Recorded data:
⟨

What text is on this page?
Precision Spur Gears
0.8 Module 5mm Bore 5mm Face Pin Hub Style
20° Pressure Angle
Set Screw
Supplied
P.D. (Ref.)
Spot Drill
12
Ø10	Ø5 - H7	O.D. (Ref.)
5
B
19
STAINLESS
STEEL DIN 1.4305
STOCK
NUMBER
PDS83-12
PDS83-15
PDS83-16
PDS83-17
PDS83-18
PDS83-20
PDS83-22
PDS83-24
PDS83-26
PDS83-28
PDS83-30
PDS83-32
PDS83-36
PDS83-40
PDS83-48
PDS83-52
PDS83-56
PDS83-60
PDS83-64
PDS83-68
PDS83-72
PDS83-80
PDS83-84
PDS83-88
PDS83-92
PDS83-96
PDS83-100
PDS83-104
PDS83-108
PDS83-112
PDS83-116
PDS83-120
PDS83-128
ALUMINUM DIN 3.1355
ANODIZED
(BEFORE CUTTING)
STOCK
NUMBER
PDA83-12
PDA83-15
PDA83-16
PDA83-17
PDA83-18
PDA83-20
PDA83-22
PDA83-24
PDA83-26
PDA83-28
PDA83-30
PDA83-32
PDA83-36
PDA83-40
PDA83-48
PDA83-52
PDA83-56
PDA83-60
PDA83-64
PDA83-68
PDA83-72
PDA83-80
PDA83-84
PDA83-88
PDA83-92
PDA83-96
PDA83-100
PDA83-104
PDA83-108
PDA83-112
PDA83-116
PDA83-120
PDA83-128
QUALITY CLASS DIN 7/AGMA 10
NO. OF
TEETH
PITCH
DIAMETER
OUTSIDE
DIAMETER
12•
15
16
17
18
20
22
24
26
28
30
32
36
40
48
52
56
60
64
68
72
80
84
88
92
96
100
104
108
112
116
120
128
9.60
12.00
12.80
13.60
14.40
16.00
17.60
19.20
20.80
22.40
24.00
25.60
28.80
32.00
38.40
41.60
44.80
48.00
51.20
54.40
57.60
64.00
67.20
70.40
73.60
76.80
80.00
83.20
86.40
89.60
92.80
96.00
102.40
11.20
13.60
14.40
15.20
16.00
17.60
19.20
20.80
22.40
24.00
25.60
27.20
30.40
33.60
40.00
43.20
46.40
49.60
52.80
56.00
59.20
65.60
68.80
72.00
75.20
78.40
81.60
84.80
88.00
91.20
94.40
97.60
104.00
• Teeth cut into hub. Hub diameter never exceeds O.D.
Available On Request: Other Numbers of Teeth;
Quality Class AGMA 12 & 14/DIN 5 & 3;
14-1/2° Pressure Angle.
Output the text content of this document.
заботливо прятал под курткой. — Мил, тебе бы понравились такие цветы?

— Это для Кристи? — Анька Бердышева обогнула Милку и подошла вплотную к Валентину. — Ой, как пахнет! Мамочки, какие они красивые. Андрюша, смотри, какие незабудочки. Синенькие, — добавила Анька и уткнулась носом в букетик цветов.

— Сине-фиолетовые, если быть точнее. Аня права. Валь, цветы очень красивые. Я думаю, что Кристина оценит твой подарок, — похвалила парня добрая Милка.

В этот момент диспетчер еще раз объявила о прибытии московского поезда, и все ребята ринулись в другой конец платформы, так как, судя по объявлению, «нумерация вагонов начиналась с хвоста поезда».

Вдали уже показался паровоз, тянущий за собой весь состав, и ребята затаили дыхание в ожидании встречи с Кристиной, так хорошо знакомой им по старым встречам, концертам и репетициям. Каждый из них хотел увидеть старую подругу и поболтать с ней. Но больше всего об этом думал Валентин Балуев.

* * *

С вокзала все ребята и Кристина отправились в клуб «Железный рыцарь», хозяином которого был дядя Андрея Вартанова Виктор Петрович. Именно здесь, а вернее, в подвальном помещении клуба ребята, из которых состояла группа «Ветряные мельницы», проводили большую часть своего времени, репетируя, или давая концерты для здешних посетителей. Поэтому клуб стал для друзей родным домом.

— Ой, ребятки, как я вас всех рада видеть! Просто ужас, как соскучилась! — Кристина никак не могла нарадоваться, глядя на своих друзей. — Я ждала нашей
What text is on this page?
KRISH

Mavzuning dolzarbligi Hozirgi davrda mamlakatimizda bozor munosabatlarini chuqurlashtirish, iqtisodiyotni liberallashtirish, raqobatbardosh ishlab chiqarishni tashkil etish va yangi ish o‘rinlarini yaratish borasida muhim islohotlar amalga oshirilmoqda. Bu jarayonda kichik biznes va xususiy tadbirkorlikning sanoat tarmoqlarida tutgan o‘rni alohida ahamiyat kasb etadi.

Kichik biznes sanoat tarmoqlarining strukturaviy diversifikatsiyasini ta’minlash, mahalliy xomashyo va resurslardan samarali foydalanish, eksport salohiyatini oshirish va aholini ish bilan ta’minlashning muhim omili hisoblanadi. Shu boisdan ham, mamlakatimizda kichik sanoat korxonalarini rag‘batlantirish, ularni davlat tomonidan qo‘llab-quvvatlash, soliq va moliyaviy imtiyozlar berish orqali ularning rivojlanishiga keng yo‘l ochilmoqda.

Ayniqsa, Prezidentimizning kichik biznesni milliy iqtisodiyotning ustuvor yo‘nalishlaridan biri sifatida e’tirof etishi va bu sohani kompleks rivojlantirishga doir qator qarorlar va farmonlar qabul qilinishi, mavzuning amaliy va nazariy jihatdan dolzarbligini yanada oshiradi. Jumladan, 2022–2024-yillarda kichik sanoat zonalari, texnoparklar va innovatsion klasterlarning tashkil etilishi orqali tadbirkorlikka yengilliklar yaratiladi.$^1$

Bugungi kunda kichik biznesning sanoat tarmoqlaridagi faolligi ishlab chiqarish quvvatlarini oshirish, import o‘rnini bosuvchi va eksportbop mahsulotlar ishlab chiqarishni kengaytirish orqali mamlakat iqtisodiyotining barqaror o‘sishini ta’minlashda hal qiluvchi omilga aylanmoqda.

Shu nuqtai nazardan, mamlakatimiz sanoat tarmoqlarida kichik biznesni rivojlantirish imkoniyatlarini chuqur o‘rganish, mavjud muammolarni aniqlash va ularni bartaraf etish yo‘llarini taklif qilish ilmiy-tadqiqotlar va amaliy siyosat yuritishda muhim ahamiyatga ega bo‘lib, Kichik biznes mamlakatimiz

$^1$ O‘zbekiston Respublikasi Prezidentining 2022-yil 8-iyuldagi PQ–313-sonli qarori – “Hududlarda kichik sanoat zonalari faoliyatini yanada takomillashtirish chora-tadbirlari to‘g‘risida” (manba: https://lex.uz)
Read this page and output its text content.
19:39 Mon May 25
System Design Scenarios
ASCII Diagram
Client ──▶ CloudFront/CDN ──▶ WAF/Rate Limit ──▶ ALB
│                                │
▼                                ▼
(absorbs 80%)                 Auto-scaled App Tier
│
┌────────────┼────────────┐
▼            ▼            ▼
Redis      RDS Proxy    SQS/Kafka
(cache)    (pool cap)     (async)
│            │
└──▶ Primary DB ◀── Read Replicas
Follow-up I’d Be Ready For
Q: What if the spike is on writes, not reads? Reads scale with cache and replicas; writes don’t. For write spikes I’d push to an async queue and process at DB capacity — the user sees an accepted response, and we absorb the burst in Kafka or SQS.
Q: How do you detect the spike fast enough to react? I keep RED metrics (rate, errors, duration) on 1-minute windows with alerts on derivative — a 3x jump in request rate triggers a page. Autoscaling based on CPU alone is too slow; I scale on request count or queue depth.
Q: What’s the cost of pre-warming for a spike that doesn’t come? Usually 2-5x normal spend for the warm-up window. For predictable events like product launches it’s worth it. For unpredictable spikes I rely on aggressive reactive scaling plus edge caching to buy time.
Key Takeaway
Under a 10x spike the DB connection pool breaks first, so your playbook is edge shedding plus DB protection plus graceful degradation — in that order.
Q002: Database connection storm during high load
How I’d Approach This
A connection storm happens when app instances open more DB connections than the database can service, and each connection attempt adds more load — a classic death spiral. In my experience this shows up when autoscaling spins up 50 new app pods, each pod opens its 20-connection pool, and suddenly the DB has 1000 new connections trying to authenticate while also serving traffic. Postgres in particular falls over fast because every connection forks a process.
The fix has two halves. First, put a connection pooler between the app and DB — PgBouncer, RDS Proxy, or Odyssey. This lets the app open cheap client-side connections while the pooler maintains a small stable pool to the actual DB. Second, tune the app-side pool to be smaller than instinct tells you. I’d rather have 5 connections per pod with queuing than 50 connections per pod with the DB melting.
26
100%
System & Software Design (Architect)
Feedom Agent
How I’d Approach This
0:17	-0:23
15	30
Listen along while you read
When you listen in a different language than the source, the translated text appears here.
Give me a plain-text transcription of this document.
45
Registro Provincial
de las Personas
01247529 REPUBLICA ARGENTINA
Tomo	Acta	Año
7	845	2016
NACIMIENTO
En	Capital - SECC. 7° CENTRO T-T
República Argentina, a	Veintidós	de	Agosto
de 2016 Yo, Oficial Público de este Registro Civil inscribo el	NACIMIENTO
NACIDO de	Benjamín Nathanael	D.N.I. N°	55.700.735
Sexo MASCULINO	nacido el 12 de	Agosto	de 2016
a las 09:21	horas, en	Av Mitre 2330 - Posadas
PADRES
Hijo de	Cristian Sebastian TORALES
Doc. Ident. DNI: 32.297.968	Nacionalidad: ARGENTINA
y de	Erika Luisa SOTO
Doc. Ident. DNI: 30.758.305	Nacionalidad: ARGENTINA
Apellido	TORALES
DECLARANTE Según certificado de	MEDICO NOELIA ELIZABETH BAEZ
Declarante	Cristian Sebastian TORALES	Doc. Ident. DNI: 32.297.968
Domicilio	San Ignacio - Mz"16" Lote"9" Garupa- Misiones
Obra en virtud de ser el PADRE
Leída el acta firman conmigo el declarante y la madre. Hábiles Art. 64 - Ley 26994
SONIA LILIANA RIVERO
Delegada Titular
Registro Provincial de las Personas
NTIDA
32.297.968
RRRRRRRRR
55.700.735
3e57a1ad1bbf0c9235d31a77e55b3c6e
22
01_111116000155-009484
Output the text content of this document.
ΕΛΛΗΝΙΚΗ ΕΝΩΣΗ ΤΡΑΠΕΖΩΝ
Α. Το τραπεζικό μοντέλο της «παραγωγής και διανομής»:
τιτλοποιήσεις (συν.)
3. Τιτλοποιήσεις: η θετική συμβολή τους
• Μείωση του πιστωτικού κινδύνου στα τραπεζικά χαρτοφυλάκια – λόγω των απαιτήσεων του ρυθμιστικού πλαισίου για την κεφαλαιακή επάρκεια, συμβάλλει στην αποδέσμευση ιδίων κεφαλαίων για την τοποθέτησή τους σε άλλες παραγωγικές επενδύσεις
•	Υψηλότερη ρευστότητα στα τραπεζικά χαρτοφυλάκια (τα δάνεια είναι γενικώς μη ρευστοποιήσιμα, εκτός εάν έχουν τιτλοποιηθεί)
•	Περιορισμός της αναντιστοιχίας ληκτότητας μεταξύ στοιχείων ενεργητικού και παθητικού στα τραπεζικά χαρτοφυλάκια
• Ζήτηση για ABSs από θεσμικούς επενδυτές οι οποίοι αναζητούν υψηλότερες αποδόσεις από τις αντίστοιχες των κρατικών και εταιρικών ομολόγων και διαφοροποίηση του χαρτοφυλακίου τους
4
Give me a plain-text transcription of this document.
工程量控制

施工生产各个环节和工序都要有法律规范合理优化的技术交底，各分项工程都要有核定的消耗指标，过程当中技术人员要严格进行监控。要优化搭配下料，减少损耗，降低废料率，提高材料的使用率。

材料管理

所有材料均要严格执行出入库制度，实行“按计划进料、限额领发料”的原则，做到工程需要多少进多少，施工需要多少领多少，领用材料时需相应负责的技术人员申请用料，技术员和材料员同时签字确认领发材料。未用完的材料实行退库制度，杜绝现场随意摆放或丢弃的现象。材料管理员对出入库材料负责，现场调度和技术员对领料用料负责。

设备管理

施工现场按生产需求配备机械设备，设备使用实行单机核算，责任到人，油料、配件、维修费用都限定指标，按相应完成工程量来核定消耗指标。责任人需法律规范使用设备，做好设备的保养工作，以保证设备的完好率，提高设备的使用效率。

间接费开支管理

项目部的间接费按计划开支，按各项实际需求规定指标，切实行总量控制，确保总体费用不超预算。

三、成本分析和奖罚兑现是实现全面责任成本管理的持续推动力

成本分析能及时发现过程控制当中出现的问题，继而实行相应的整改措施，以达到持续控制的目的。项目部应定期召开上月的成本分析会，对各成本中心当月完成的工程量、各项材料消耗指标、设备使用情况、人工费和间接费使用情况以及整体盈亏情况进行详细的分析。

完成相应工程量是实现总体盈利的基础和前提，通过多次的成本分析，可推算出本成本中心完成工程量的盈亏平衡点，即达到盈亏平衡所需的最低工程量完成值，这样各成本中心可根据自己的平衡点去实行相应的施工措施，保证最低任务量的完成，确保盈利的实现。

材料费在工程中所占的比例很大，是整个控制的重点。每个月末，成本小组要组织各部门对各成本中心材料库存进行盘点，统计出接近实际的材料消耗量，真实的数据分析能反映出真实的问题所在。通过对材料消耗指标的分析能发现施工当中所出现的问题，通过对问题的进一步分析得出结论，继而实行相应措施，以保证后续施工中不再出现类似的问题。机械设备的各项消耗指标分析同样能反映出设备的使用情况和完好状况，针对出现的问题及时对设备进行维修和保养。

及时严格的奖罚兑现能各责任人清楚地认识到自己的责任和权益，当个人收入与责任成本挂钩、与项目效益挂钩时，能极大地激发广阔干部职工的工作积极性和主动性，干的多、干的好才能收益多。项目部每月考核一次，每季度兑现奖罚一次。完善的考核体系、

⟩

> [Exercise requirements]: Find the count of lines in the data above where the string "page" occurs. Provide that number alone.

> [Written solution]: 4